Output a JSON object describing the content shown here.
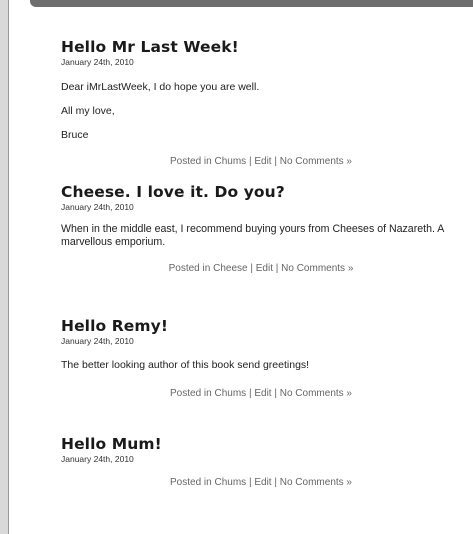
{
  "posts": [
    {
      "title": "Hello Mr Last Week!",
      "date": "January 24th, 2010",
      "paragraphs": [
        "Dear iMrLastWeek, I do hope you are well.",
        "All my love,",
        "Bruce"
      ],
      "meta": {
        "posted_in": "Posted in",
        "category": "Chums",
        "sep1": "|",
        "edit": "Edit",
        "sep2": "|",
        "comments": "No Comments »"
      }
    },
    {
      "title": "Cheese. I love it. Do you?",
      "date": "January 24th, 2010",
      "paragraphs": [
        "When in the middle east, I recommend buying yours from Cheeses of Nazareth. A marvellous emporium."
      ],
      "meta": {
        "posted_in": "Posted in",
        "category": "Cheese",
        "sep1": "|",
        "edit": "Edit",
        "sep2": "|",
        "comments": "No Comments »"
      }
    },
    {
      "title": "Hello Remy!",
      "date": "January 24th, 2010",
      "paragraphs": [
        "The better looking author of this book send greetings!"
      ],
      "meta": {
        "posted_in": "Posted in",
        "category": "Chums",
        "sep1": "|",
        "edit": "Edit",
        "sep2": "|",
        "comments": "No Comments »"
      }
    },
    {
      "title": "Hello Mum!",
      "date": "January 24th, 2010",
      "paragraphs": [],
      "meta": {
        "posted_in": "Posted in",
        "category": "Chums",
        "sep1": "|",
        "edit": "Edit",
        "sep2": "|",
        "comments": "No Comments »"
      }
    }
  ],
  "colors": {
    "title": "#1a1a1a",
    "meta": "#666666",
    "top_bar": "#6e6e6e",
    "gutter": "#d9d9d9"
  }
}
-----
**Your instructions:** Return only those lines of the records that contain the string "Hello".

**Solution:**
      "title": "Hello Mr Last Week!",
      "title": "Hello Remy!",
      "title": "Hello Mum!",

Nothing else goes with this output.